▶ _Data excerpts_:

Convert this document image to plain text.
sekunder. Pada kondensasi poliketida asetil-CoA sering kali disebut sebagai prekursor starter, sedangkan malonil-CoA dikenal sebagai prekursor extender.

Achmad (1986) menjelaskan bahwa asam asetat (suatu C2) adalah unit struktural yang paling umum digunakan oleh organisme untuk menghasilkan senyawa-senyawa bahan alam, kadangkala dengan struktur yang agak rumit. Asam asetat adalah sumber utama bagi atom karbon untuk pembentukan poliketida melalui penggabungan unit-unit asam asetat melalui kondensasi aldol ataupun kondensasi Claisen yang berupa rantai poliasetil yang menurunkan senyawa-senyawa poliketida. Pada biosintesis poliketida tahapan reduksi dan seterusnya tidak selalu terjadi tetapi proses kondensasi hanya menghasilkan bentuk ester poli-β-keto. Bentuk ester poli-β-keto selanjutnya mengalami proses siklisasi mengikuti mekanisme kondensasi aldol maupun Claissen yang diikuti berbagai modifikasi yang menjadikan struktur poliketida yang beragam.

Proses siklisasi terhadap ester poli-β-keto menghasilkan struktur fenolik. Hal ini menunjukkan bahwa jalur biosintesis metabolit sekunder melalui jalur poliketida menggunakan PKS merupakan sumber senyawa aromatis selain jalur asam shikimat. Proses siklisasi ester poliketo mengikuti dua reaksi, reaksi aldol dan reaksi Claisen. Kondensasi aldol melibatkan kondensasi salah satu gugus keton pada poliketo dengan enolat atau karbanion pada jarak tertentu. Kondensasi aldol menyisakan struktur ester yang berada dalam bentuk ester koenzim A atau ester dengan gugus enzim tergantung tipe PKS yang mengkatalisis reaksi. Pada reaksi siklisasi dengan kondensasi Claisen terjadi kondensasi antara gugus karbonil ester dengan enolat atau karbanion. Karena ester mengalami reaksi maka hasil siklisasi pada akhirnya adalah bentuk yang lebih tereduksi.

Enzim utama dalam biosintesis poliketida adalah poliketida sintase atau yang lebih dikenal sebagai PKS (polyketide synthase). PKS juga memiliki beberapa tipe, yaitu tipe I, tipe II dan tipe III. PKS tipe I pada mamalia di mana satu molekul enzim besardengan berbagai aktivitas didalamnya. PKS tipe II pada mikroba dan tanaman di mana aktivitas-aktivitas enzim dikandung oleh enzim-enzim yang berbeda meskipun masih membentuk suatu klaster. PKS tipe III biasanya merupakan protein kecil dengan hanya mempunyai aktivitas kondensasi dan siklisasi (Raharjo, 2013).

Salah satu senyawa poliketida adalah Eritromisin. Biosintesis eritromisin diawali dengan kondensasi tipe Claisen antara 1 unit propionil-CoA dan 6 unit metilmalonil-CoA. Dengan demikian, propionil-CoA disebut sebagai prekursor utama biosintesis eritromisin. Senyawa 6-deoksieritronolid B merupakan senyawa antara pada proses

▶ _Exercise details_: Reproduce every line of the data without changing a word.

▶ _Answer below_:
Convert this document image to plain text.
sekunder. Pada kondensasi poliketida asetil-CoA sering kali disebut sebagai prekursor starter, sedangkan malonil-CoA dikenal sebagai prekursor extender.

Achmad (1986) menjelaskan bahwa asam asetat (suatu C2) adalah unit struktural yang paling umum digunakan oleh organisme untuk menghasilkan senyawa-senyawa bahan alam, kadangkala dengan struktur yang agak rumit. Asam asetat adalah sumber utama bagi atom karbon untuk pembentukan poliketida melalui penggabungan unit-unit asam asetat melalui kondensasi aldol ataupun kondensasi Claisen yang berupa rantai poliasetil yang menurunkan senyawa-senyawa poliketida. Pada biosintesis poliketida tahapan reduksi dan seterusnya tidak selalu terjadi tetapi proses kondensasi hanya menghasilkan bentuk ester poli-β-keto. Bentuk ester poli-β-keto selanjutnya mengalami proses siklisasi mengikuti mekanisme kondensasi aldol maupun Claissen yang diikuti berbagai modifikasi yang menjadikan struktur poliketida yang beragam.

Proses siklisasi terhadap ester poli-β-keto menghasilkan struktur fenolik. Hal ini menunjukkan bahwa jalur biosintesis metabolit sekunder melalui jalur poliketida menggunakan PKS merupakan sumber senyawa aromatis selain jalur asam shikimat. Proses siklisasi ester poliketo mengikuti dua reaksi, reaksi aldol dan reaksi Claisen. Kondensasi aldol melibatkan kondensasi salah satu gugus keton pada poliketo dengan enolat atau karbanion pada jarak tertentu. Kondensasi aldol menyisakan struktur ester yang berada dalam bentuk ester koenzim A atau ester dengan gugus enzim tergantung tipe PKS yang mengkatalisis reaksi. Pada reaksi siklisasi dengan kondensasi Claisen terjadi kondensasi antara gugus karbonil ester dengan enolat atau karbanion. Karena ester mengalami reaksi maka hasil siklisasi pada akhirnya adalah bentuk yang lebih tereduksi.

Enzim utama dalam biosintesis poliketida adalah poliketida sintase atau yang lebih dikenal sebagai PKS (polyketide synthase). PKS juga memiliki beberapa tipe, yaitu tipe I, tipe II dan tipe III. PKS tipe I pada mamalia di mana satu molekul enzim besardengan berbagai aktivitas didalamnya. PKS tipe II pada mikroba dan tanaman di mana aktivitas-aktivitas enzim dikandung oleh enzim-enzim yang berbeda meskipun masih membentuk suatu klaster. PKS tipe III biasanya merupakan protein kecil dengan hanya mempunyai aktivitas kondensasi dan siklisasi (Raharjo, 2013).

Salah satu senyawa poliketida adalah Eritromisin. Biosintesis eritromisin diawali dengan kondensasi tipe Claisen antara 1 unit propionil-CoA dan 6 unit metilmalonil-CoA. Dengan demikian, propionil-CoA disebut sebagai prekursor utama biosintesis eritromisin. Senyawa 6-deoksieritronolid B merupakan senyawa antara pada proses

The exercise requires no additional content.